* Task prompt
Can you transcribe every entry word for word, skipping the images?
-- begin --
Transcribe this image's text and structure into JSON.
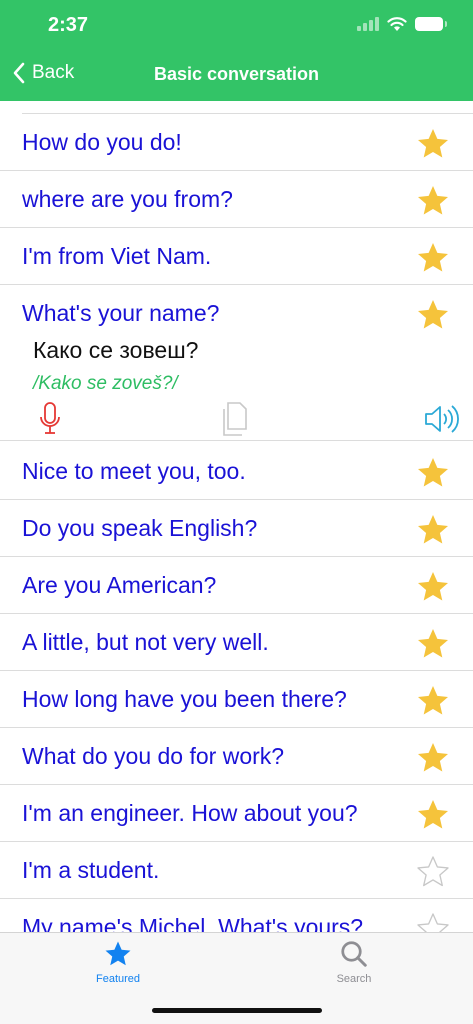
{
  "status_bar": {
    "time": "2:37"
  },
  "nav": {
    "back_label": "Back",
    "title": "Basic conversation"
  },
  "phrases": [
    {
      "text": "How do you do!",
      "starred": true
    },
    {
      "text": "where are you from?",
      "starred": true
    },
    {
      "text": "I'm from Viet Nam.",
      "starred": true
    },
    {
      "text": "What's your name?",
      "starred": true,
      "translation": "Како се зовеш?",
      "pronunciation": "/Kako se zoveš?/"
    },
    {
      "text": "Nice to meet you, too.",
      "starred": true
    },
    {
      "text": "Do you speak English?",
      "starred": true
    },
    {
      "text": "Are you American?",
      "starred": true
    },
    {
      "text": "A little, but not very well.",
      "starred": true
    },
    {
      "text": "How long have you been there?",
      "starred": true
    },
    {
      "text": "What do you do for work?",
      "starred": true
    },
    {
      "text": "I'm an engineer. How about you?",
      "starred": true
    },
    {
      "text": "I'm a student.",
      "starred": false
    },
    {
      "text": "My name's Michel. What's yours?",
      "starred": false
    }
  ],
  "tabs": [
    {
      "label": "Featured",
      "icon": "star-icon",
      "active": true
    },
    {
      "label": "Search",
      "icon": "search-icon",
      "active": false
    }
  ],
  "colors": {
    "header": "#33c467",
    "phrase": "#1a12d6",
    "star": "#f5c33b",
    "accent": "#1282f0"
  }
}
-- end --
* Solution
Transcribe this image's text and structure into JSON.
{
  "status_bar": {
    "time": "2:37"
  },
  "nav": {
    "back_label": "Back",
    "title": "Basic conversation"
  },
  "phrases": [
    {
      "text": "How do you do!",
      "starred": true
    },
    {
      "text": "where are you from?",
      "starred": true
    },
    {
      "text": "I'm from Viet Nam.",
      "starred": true
    },
    {
      "text": "What's your name?",
      "starred": true,
      "translation": "Како се зовеш?",
      "pronunciation": "/Kako se zoveš?/"
    },
    {
      "text": "Nice to meet you, too.",
      "starred": true
    },
    {
      "text": "Do you speak English?",
      "starred": true
    },
    {
      "text": "Are you American?",
      "starred": true
    },
    {
      "text": "A little, but not very well.",
      "starred": true
    },
    {
      "text": "How long have you been there?",
      "starred": true
    },
    {
      "text": "What do you do for work?",
      "starred": true
    },
    {
      "text": "I'm an engineer. How about you?",
      "starred": true
    },
    {
      "text": "I'm a student.",
      "starred": false
    },
    {
      "text": "My name's Michel. What's yours?",
      "starred": false
    }
  ],
  "tabs": [
    {
      "label": "Featured",
      "icon": "star-icon",
      "active": true
    },
    {
      "label": "Search",
      "icon": "search-icon",
      "active": false
    }
  ],
  "colors": {
    "header": "#33c467",
    "phrase": "#1a12d6",
    "star": "#f5c33b",
    "accent": "#1282f0"
  }
}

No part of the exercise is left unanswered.